DATA ENTRIES:
═══
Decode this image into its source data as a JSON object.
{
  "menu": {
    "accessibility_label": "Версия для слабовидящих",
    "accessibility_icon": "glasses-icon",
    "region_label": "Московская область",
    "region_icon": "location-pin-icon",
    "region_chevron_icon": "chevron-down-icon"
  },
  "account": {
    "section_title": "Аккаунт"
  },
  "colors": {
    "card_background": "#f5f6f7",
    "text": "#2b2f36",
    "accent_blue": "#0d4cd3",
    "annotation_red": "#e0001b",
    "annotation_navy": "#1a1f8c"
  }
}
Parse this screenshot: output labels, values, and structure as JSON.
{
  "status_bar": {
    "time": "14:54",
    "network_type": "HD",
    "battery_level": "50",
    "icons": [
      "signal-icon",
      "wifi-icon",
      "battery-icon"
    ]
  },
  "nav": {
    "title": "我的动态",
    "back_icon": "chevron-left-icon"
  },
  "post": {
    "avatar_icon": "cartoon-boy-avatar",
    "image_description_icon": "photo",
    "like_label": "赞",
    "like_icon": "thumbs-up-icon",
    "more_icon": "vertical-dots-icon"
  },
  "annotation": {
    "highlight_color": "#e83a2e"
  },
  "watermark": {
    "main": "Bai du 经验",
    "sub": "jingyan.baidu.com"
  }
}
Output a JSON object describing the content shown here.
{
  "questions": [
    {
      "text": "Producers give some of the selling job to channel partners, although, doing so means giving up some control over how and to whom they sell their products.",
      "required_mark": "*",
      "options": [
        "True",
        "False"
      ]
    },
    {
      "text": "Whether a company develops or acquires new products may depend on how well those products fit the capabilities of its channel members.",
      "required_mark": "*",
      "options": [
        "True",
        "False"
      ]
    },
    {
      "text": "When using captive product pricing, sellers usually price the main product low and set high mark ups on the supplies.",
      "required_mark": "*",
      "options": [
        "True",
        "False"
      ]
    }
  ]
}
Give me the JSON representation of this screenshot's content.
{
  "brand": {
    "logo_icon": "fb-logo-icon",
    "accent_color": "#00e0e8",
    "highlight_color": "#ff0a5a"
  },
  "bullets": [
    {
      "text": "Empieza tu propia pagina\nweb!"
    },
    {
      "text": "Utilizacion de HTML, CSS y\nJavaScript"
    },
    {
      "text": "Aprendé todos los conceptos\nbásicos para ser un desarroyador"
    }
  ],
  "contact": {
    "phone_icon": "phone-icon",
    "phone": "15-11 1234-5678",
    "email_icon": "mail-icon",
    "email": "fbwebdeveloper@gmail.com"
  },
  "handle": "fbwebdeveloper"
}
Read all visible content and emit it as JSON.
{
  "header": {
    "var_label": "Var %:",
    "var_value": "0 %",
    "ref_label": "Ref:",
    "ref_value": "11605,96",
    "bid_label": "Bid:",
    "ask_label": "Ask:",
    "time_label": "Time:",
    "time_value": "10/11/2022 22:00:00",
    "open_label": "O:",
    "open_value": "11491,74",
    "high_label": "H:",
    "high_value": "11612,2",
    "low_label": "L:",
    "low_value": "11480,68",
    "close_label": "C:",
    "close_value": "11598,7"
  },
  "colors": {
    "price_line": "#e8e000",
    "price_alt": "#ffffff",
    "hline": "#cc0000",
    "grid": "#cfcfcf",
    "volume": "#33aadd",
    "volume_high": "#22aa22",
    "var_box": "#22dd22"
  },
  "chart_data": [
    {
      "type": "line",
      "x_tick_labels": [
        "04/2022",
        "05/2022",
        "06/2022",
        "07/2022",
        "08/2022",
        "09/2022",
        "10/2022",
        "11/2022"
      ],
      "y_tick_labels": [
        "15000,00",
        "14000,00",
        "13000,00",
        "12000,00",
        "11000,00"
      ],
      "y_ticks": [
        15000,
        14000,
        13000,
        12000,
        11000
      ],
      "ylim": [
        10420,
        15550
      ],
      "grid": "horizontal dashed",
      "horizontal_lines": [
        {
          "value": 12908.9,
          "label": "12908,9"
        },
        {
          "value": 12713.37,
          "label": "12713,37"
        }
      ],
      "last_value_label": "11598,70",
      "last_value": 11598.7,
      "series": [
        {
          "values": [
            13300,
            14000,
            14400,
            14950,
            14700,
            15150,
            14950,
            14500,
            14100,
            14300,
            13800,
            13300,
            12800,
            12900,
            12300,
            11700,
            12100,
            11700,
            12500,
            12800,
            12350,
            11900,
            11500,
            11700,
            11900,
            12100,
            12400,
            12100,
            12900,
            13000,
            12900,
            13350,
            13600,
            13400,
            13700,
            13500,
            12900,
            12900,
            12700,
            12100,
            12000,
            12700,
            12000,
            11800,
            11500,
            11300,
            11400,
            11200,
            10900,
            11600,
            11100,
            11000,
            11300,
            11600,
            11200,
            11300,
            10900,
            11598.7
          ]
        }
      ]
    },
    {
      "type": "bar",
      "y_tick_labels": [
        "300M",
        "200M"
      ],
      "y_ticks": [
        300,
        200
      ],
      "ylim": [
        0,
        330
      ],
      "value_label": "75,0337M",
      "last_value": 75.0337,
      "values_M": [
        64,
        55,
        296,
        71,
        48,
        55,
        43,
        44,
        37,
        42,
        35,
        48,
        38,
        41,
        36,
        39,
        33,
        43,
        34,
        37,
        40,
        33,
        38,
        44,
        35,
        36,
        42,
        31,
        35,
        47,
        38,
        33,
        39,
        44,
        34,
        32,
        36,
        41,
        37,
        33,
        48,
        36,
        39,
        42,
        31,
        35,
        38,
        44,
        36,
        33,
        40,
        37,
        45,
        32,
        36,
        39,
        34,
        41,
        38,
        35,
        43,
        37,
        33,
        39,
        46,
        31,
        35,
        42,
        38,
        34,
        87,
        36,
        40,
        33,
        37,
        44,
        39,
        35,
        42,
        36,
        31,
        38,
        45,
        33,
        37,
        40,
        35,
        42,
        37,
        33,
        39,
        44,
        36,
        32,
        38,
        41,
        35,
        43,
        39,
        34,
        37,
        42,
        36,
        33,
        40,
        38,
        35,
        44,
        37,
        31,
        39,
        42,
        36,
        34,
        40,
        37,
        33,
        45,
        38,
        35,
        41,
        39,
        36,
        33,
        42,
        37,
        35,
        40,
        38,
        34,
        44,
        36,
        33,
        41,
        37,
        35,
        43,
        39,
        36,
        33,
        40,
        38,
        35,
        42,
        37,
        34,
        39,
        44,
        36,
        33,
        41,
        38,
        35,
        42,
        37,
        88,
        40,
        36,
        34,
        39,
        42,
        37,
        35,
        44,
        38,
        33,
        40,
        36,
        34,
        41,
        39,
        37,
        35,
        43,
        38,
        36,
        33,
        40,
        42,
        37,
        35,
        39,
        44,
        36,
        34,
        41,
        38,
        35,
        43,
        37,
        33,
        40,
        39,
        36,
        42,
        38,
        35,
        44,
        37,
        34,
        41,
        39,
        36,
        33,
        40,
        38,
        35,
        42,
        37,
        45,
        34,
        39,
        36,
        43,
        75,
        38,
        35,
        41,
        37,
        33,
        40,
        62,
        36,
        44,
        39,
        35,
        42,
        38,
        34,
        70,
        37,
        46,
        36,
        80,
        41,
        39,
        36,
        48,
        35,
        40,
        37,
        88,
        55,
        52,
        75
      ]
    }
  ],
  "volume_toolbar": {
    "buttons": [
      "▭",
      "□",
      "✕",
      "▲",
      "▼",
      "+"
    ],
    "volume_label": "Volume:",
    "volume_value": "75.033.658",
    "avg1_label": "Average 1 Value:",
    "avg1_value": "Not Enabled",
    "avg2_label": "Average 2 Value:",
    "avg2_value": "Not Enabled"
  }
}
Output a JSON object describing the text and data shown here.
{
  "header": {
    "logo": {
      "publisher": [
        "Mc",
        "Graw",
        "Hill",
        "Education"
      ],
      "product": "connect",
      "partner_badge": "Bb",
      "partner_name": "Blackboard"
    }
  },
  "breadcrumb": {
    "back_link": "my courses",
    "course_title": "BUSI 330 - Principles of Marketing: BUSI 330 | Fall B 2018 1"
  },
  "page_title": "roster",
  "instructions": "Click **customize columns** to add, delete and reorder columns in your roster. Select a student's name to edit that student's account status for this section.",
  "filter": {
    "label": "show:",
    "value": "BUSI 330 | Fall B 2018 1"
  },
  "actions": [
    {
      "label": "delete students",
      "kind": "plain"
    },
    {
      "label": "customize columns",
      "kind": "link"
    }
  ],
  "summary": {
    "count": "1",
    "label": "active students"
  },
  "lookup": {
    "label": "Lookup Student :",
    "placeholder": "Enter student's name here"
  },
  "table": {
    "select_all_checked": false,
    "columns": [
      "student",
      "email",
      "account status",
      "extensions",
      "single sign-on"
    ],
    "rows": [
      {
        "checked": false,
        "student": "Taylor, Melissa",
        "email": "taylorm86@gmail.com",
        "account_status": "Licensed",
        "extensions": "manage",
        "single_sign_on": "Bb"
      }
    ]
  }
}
═══
TASK DESCRIPTION: Where a line of the material above holds the string "Fall", copy that line.

TASK RESULT:
    "course_title": "BUSI 330 - Principles of Marketing: BUSI 330 | Fall B 2018 1"
    "value": "BUSI 330 | Fall B 2018 1"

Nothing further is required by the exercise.